Written request: Copy out every line containing the word "банката".

[Dataset records]
## START

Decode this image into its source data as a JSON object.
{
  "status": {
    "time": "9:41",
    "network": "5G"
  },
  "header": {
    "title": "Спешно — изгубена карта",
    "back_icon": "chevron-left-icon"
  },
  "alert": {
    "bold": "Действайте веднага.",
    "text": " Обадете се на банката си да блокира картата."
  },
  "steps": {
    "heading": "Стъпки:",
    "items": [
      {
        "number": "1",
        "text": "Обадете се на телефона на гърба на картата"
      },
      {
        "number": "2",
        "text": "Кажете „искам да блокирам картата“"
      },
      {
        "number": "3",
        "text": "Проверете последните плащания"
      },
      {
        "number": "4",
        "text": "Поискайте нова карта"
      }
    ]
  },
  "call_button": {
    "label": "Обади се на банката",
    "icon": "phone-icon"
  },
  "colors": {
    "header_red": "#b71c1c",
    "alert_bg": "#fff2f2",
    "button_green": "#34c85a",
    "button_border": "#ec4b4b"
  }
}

## END
## START

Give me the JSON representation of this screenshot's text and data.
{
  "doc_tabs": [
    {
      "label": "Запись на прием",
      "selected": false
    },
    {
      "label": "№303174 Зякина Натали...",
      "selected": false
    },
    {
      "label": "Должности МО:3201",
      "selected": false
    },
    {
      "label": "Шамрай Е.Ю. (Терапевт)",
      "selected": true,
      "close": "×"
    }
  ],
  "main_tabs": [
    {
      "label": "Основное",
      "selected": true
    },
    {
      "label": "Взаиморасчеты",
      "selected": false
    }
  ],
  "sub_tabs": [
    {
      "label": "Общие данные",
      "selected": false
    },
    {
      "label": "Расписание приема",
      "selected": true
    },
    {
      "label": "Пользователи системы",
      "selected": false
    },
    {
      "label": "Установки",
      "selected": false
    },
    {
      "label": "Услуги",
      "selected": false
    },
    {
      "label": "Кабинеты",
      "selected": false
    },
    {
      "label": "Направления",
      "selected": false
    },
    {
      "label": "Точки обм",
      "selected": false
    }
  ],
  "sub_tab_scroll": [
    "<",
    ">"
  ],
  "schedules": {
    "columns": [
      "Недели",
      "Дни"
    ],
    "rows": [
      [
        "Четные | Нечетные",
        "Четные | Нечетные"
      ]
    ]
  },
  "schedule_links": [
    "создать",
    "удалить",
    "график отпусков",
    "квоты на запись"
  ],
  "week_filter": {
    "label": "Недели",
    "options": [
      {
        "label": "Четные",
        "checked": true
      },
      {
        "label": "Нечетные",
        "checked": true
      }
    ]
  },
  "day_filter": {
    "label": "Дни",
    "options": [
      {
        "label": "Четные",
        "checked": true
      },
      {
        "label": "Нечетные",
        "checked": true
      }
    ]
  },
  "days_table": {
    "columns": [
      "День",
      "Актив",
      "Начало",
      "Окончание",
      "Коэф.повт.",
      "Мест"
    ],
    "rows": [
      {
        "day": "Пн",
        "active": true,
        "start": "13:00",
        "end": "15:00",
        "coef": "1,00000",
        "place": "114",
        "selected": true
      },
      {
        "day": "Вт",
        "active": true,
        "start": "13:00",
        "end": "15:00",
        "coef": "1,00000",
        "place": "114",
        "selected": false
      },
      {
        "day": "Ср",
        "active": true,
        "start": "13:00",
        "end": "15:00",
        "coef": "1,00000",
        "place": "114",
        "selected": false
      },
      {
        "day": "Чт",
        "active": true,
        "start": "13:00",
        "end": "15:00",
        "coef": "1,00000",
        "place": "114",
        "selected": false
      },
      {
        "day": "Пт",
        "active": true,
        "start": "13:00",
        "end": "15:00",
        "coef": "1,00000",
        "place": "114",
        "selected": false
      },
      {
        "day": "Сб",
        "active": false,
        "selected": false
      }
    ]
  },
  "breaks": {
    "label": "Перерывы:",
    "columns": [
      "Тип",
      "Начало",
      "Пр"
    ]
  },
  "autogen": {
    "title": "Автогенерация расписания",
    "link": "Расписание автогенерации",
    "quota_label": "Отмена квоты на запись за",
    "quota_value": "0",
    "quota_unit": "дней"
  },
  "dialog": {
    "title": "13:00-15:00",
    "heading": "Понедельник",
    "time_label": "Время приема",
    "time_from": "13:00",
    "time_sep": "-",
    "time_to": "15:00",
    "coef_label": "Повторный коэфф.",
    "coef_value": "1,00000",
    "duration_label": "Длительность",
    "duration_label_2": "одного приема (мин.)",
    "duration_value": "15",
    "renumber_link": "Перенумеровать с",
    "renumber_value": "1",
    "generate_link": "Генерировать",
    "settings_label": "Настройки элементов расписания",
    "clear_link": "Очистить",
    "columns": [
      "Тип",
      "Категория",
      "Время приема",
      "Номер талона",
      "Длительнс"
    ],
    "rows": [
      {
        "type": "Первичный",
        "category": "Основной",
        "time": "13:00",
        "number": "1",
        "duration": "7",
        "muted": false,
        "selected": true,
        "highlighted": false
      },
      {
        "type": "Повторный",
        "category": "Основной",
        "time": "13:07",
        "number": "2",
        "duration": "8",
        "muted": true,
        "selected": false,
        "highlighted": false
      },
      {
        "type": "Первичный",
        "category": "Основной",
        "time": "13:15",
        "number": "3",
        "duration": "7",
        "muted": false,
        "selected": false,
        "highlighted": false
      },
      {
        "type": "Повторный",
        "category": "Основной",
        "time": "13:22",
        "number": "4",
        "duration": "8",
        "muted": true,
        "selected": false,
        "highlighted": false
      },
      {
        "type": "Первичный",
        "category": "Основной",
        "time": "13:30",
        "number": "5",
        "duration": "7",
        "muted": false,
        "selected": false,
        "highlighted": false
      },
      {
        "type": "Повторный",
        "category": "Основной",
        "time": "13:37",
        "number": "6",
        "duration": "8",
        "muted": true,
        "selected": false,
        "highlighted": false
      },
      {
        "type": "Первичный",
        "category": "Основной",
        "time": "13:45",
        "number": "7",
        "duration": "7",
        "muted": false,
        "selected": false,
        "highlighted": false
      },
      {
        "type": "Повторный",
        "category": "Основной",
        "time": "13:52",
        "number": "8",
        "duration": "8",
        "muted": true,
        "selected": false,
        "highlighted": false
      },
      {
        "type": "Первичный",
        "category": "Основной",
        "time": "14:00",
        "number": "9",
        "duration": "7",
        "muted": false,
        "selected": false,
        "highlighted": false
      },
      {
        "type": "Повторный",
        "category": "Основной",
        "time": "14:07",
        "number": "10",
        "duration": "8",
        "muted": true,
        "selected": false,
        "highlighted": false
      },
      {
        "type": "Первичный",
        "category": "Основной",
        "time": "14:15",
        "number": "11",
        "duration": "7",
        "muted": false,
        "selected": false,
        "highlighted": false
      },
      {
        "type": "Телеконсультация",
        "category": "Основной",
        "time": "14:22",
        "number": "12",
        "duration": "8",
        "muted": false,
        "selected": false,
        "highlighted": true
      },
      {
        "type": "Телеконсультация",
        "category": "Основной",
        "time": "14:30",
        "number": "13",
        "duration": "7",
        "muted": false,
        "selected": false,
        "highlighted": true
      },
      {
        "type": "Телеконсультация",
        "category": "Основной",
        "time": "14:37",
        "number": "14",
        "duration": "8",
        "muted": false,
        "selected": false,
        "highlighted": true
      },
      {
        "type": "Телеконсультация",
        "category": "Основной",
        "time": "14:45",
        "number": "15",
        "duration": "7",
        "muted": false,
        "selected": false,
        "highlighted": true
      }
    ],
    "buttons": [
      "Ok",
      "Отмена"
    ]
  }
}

## END
## START

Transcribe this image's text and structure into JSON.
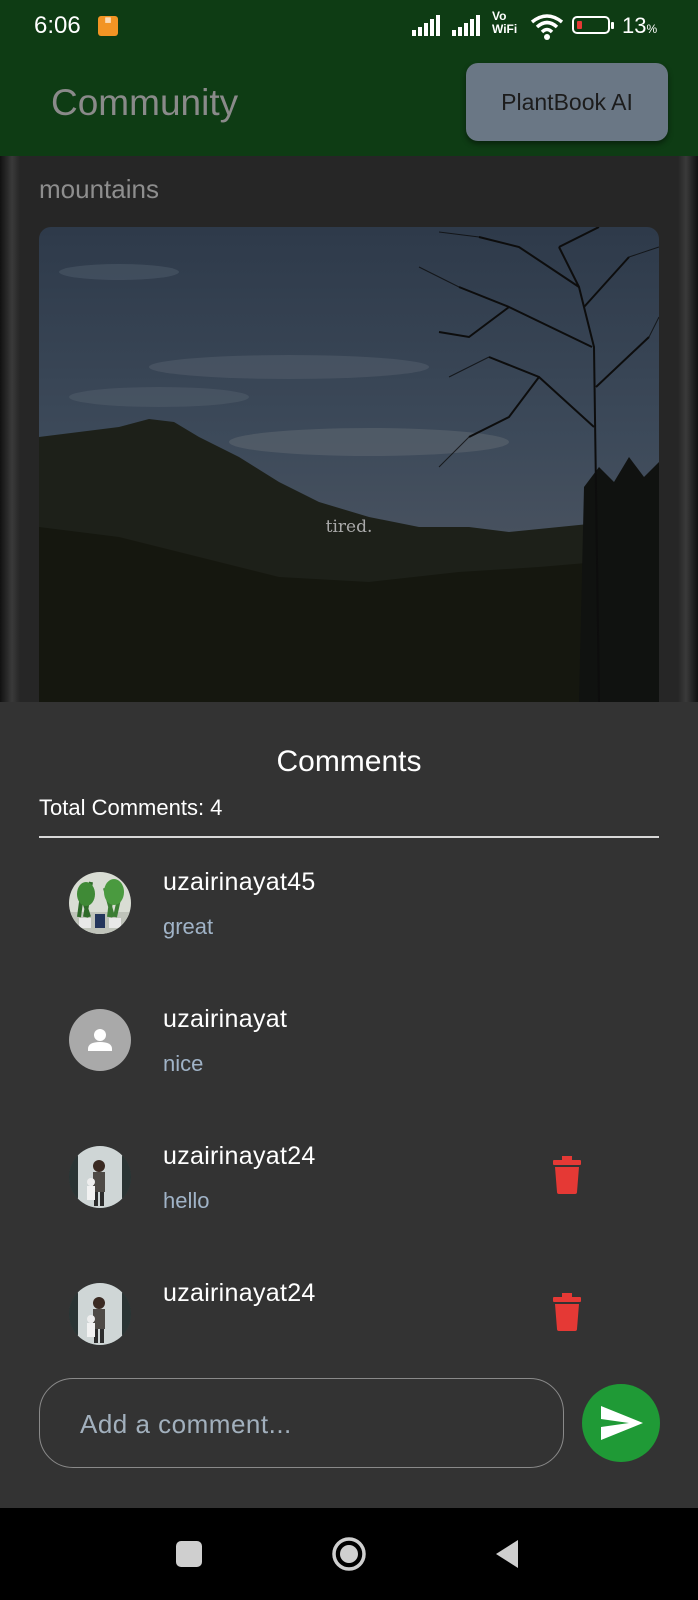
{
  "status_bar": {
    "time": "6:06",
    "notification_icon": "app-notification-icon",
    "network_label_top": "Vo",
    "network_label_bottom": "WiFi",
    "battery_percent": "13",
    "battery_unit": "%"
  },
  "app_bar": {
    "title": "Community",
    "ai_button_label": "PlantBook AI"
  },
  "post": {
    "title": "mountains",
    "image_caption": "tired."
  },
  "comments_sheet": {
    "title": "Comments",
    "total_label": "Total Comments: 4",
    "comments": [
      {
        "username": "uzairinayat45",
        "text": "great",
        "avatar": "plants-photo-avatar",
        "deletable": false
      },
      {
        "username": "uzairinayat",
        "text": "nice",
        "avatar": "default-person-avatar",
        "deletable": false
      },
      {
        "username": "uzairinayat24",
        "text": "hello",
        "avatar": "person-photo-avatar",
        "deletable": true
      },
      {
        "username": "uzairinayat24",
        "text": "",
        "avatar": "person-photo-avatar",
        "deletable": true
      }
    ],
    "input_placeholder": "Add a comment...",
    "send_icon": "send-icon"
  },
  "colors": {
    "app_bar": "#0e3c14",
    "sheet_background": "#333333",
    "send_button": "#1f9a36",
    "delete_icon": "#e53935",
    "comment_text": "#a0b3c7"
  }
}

## END

Correct answer:
    "text": " Обадете се на банката си да блокира картата."
    "label": "Обади се на банката",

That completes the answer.